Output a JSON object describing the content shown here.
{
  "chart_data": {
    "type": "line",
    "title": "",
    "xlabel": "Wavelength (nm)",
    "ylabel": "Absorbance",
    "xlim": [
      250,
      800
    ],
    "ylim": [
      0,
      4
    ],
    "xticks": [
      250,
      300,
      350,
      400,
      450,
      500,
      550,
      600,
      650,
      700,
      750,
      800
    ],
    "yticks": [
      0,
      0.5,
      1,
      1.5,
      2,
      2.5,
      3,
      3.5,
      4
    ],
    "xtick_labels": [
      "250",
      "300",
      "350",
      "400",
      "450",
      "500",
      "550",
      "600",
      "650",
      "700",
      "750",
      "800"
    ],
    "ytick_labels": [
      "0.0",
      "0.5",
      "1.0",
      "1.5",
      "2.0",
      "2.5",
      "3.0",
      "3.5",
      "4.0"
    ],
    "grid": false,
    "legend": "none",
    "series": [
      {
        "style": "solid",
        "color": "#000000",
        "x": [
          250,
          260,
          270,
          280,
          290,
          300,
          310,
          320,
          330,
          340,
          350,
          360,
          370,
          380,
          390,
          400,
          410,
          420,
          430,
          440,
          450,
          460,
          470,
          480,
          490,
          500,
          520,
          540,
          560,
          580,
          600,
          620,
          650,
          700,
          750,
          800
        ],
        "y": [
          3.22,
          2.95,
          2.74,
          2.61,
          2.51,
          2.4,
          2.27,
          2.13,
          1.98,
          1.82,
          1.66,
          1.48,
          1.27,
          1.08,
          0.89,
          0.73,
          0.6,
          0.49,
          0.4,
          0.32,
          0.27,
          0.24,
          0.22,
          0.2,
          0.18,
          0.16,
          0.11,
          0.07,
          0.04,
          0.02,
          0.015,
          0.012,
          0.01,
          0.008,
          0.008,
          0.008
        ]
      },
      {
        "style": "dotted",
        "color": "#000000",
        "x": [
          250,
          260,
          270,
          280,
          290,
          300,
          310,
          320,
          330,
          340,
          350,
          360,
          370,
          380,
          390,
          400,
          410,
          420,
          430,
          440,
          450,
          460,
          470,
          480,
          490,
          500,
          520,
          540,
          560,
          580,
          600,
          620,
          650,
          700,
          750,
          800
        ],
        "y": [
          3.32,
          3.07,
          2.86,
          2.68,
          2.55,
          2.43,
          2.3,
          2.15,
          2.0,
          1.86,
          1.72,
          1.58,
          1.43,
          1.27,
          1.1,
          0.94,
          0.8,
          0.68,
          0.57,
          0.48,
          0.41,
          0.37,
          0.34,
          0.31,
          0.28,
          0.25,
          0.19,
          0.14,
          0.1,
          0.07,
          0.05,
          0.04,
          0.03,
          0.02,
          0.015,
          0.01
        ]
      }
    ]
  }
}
...
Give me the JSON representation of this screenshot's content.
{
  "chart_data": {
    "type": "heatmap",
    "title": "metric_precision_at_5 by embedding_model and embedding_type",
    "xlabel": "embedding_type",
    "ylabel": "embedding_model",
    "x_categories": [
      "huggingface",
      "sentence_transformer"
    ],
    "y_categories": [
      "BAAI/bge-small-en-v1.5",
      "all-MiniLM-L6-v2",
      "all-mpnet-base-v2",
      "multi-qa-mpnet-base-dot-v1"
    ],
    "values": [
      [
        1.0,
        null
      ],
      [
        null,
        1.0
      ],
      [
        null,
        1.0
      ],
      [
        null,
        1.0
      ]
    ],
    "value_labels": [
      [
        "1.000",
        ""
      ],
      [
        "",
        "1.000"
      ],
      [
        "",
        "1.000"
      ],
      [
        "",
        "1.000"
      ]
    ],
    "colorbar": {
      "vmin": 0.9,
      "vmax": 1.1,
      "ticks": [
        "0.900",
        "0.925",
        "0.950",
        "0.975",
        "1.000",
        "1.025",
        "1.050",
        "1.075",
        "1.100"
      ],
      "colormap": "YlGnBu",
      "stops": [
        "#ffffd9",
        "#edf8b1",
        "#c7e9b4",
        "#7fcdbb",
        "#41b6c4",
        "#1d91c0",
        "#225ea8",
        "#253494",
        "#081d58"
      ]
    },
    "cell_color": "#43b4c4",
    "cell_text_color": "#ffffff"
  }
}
==
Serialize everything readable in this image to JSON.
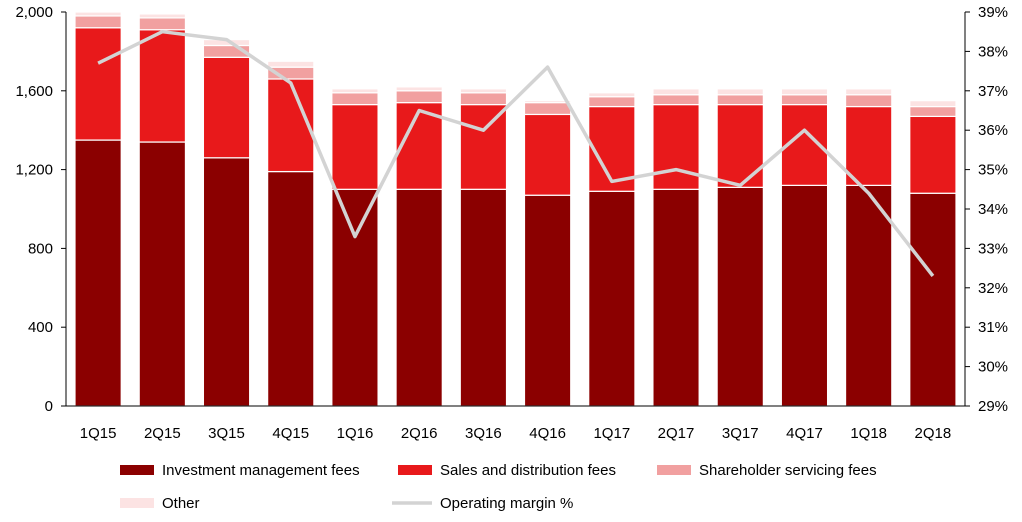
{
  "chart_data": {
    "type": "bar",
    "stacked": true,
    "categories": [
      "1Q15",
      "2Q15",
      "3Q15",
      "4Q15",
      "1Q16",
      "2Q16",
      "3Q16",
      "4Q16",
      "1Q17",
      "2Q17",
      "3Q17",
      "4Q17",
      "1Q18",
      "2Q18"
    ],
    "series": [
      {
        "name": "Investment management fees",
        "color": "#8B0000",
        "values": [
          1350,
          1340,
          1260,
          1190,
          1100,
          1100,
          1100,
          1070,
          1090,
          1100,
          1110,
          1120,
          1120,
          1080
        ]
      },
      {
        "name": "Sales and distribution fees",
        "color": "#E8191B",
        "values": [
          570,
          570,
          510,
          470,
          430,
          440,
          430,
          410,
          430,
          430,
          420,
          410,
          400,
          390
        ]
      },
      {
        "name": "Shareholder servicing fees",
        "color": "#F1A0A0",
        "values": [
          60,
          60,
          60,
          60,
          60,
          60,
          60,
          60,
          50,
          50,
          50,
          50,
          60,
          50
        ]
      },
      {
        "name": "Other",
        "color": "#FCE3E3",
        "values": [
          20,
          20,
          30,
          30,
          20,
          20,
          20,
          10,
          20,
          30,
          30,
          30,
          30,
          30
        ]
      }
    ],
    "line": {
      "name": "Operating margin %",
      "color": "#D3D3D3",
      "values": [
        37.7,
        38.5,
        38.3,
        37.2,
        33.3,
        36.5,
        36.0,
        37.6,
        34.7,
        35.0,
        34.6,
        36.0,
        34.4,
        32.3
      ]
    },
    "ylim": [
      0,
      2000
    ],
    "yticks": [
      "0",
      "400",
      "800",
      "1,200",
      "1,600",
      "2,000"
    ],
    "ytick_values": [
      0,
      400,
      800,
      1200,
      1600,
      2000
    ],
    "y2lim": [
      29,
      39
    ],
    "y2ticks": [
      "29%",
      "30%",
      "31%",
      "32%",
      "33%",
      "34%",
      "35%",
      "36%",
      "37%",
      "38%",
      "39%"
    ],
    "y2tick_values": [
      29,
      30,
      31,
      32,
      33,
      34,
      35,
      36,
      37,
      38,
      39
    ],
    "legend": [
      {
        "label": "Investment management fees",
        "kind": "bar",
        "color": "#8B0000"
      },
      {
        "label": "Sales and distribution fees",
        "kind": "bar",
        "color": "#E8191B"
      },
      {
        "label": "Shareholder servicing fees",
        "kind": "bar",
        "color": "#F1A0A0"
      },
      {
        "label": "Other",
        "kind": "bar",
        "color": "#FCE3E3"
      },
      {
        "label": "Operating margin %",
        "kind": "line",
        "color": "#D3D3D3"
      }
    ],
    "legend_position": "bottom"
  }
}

» Short problem: Copy and report every line where the word "ylabel" is present.

» Answer below:
    "ylabel": "Absorbance",
    "ylabel": "embedding_model",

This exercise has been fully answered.